Stored data:
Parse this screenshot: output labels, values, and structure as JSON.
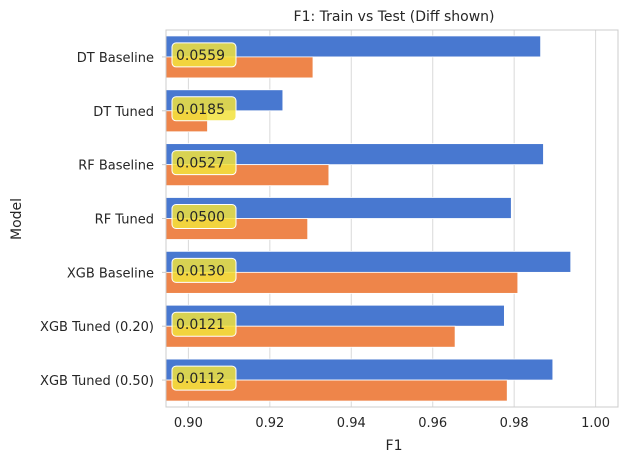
{
  "chart_data": {
    "type": "bar",
    "orientation": "horizontal",
    "title": "F1: Train vs Test (Diff shown)",
    "xlabel": "F1",
    "ylabel": "Model",
    "xlim": [
      0.8945,
      1.0055
    ],
    "x_ticks": [
      "0.90",
      "0.92",
      "0.94",
      "0.96",
      "0.98",
      "1.00"
    ],
    "x_tick_values": [
      0.9,
      0.92,
      0.94,
      0.96,
      0.98,
      1.0
    ],
    "grid": true,
    "legend": "none",
    "categories": [
      "DT Baseline",
      "DT Tuned",
      "RF Baseline",
      "RF Tuned",
      "XGB Baseline",
      "XGB Tuned (0.20)",
      "XGB Tuned (0.50)"
    ],
    "series": [
      {
        "color": "#4878d0",
        "values": [
          0.9865,
          0.9232,
          0.9872,
          0.9793,
          0.9939,
          0.9776,
          0.9895
        ]
      },
      {
        "color": "#ee854a",
        "values": [
          0.9306,
          0.9047,
          0.9345,
          0.9293,
          0.9809,
          0.9655,
          0.9783
        ]
      }
    ],
    "annotations": [
      "0.0559",
      "0.0185",
      "0.0527",
      "0.0500",
      "0.0130",
      "0.0121",
      "0.0112"
    ],
    "annotation_box_color": "#f2e23c"
  }
}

▶ **Job**
Look over the listing above. Pick out and copy every line that includes "Tuned".

▶ **Finished task**
      "DT Tuned",
      "RF Tuned",
      "XGB Tuned (0.20)",
      "XGB Tuned (0.50)"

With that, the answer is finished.